**Exercise details**
Type every record exactly as it appears.

**Given entries**
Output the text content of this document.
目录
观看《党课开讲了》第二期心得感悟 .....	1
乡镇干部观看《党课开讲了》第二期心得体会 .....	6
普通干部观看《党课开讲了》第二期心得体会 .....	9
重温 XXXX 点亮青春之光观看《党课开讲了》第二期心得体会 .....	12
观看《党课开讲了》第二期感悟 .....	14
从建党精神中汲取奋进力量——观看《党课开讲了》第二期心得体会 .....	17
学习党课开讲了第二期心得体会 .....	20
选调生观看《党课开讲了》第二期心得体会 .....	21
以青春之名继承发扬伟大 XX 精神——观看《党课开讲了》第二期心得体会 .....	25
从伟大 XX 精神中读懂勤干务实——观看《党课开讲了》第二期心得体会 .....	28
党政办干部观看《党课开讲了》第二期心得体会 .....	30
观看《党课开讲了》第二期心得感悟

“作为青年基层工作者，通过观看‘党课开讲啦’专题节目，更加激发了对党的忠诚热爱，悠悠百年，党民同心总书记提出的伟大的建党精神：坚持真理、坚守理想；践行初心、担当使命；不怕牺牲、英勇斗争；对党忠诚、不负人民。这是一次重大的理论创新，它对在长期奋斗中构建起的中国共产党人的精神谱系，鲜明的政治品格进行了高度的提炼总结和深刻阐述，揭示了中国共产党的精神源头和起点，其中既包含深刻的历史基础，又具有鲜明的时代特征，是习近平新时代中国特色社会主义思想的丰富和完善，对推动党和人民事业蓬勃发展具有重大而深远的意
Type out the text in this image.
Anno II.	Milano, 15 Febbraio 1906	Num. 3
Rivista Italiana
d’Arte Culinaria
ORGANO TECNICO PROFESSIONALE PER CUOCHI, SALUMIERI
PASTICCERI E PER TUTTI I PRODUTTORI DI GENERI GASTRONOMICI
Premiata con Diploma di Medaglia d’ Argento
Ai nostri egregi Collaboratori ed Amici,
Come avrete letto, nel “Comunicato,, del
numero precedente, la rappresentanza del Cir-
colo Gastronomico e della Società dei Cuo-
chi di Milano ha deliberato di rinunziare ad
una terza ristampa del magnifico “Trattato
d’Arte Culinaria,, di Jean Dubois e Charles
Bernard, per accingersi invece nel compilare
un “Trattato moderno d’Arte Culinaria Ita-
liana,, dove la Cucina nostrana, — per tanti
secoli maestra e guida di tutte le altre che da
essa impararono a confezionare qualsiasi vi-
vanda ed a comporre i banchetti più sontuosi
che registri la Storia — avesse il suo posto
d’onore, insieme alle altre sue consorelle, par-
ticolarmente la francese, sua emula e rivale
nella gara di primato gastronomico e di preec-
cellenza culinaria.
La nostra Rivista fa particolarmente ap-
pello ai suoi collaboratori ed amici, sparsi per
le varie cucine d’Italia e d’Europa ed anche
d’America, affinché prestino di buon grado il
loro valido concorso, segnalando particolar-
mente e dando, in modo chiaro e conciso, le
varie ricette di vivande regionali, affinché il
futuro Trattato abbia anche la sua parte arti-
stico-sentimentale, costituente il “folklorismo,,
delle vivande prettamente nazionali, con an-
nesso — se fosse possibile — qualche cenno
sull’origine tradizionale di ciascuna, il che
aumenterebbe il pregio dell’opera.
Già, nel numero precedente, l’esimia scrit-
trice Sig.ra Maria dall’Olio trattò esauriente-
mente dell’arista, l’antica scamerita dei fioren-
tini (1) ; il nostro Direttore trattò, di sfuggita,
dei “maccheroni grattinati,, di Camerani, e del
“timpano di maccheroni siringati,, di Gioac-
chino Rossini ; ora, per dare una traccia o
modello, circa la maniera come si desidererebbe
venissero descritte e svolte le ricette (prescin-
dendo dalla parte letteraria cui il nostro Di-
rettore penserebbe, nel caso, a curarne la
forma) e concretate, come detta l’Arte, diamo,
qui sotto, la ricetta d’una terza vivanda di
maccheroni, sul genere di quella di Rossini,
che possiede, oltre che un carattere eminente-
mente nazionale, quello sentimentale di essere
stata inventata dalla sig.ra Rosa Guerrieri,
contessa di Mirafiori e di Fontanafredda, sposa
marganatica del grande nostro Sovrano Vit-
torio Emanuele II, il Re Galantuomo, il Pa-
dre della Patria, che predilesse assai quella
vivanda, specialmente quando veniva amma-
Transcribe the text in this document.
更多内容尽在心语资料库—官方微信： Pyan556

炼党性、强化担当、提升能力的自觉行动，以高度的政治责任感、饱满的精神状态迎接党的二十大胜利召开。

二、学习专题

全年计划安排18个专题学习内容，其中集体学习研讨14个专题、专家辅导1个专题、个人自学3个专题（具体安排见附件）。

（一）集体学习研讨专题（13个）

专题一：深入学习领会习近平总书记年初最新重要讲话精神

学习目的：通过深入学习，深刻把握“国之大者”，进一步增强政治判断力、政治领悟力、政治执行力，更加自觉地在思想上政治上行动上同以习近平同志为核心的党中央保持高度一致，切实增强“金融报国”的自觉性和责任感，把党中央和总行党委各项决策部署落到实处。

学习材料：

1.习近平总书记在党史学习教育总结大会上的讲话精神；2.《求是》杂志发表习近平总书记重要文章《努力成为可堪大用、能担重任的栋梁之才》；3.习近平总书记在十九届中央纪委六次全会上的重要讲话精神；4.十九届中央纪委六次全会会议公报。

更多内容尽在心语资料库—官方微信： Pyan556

**Full response**
Output the text content of this document.
目录
观看《党课开讲了》第二期心得感悟 .....	1
乡镇干部观看《党课开讲了》第二期心得体会 .....	6
普通干部观看《党课开讲了》第二期心得体会 .....	9
重温 XXXX 点亮青春之光观看《党课开讲了》第二期心得体会 .....	12
观看《党课开讲了》第二期感悟 .....	14
从建党精神中汲取奋进力量——观看《党课开讲了》第二期心得体会 .....	17
学习党课开讲了第二期心得体会 .....	20
选调生观看《党课开讲了》第二期心得体会 .....	21
以青春之名继承发扬伟大 XX 精神——观看《党课开讲了》第二期心得体会 .....	25
从伟大 XX 精神中读懂勤干务实——观看《党课开讲了》第二期心得体会 .....	28
党政办干部观看《党课开讲了》第二期心得体会 .....	30
观看《党课开讲了》第二期心得感悟

“作为青年基层工作者，通过观看‘党课开讲啦’专题节目，更加激发了对党的忠诚热爱，悠悠百年，党民同心总书记提出的伟大的建党精神：坚持真理、坚守理想；践行初心、担当使命；不怕牺牲、英勇斗争；对党忠诚、不负人民。这是一次重大的理论创新，它对在长期奋斗中构建起的中国共产党人的精神谱系，鲜明的政治品格进行了高度的提炼总结和深刻阐述，揭示了中国共产党的精神源头和起点，其中既包含深刻的历史基础，又具有鲜明的时代特征，是习近平新时代中国特色社会主义思想的丰富和完善，对推动党和人民事业蓬勃发展具有重大而深远的意
Type out the text in this image.
Anno II.	Milano, 15 Febbraio 1906	Num. 3
Rivista Italiana
d’Arte Culinaria
ORGANO TECNICO PROFESSIONALE PER CUOCHI, SALUMIERI
PASTICCERI E PER TUTTI I PRODUTTORI DI GENERI GASTRONOMICI
Premiata con Diploma di Medaglia d’ Argento
Ai nostri egregi Collaboratori ed Amici,
Come avrete letto, nel “Comunicato,, del
numero precedente, la rappresentanza del Cir-
colo Gastronomico e della Società dei Cuo-
chi di Milano ha deliberato di rinunziare ad
una terza ristampa del magnifico “Trattato
d’Arte Culinaria,, di Jean Dubois e Charles
Bernard, per accingersi invece nel compilare
un “Trattato moderno d’Arte Culinaria Ita-
liana,, dove la Cucina nostrana, — per tanti
secoli maestra e guida di tutte le altre che da
essa impararono a confezionare qualsiasi vi-
vanda ed a comporre i banchetti più sontuosi
che registri la Storia — avesse il suo posto
d’onore, insieme alle altre sue consorelle, par-
ticolarmente la francese, sua emula e rivale
nella gara di primato gastronomico e di preec-
cellenza culinaria.
La nostra Rivista fa particolarmente ap-
pello ai suoi collaboratori ed amici, sparsi per
le varie cucine d’Italia e d’Europa ed anche
d’America, affinché prestino di buon grado il
loro valido concorso, segnalando particolar-
mente e dando, in modo chiaro e conciso, le
varie ricette di vivande regionali, affinché il
futuro Trattato abbia anche la sua parte arti-
stico-sentimentale, costituente il “folklorismo,,
delle vivande prettamente nazionali, con an-
nesso — se fosse possibile — qualche cenno
sull’origine tradizionale di ciascuna, il che
aumenterebbe il pregio dell’opera.
Già, nel numero precedente, l’esimia scrit-
trice Sig.ra Maria dall’Olio trattò esauriente-
mente dell’arista, l’antica scamerita dei fioren-
tini (1) ; il nostro Direttore trattò, di sfuggita,
dei “maccheroni grattinati,, di Camerani, e del
“timpano di maccheroni siringati,, di Gioac-
chino Rossini ; ora, per dare una traccia o
modello, circa la maniera come si desidererebbe
venissero descritte e svolte le ricette (prescin-
dendo dalla parte letteraria cui il nostro Di-
rettore penserebbe, nel caso, a curarne la
forma) e concretate, come detta l’Arte, diamo,
qui sotto, la ricetta d’una terza vivanda di
maccheroni, sul genere di quella di Rossini,
che possiede, oltre che un carattere eminente-
mente nazionale, quello sentimentale di essere
stata inventata dalla sig.ra Rosa Guerrieri,
contessa di Mirafiori e di Fontanafredda, sposa
marganatica del grande nostro Sovrano Vit-
torio Emanuele II, il Re Galantuomo, il Pa-
dre della Patria, che predilesse assai quella
vivanda, specialmente quando veniva amma-
Transcribe the text in this document.
更多内容尽在心语资料库—官方微信： Pyan556

炼党性、强化担当、提升能力的自觉行动，以高度的政治责任感、饱满的精神状态迎接党的二十大胜利召开。

二、学习专题

全年计划安排18个专题学习内容，其中集体学习研讨14个专题、专家辅导1个专题、个人自学3个专题（具体安排见附件）。

（一）集体学习研讨专题（13个）

专题一：深入学习领会习近平总书记年初最新重要讲话精神

学习目的：通过深入学习，深刻把握“国之大者”，进一步增强政治判断力、政治领悟力、政治执行力，更加自觉地在思想上政治上行动上同以习近平同志为核心的党中央保持高度一致，切实增强“金融报国”的自觉性和责任感，把党中央和总行党委各项决策部署落到实处。

学习材料：

1.习近平总书记在党史学习教育总结大会上的讲话精神；2.《求是》杂志发表习近平总书记重要文章《努力成为可堪大用、能担重任的栋梁之才》；3.习近平总书记在十九届中央纪委六次全会上的重要讲话精神；4.十九届中央纪委六次全会会议公报。

更多内容尽在心语资料库—官方微信： Pyan556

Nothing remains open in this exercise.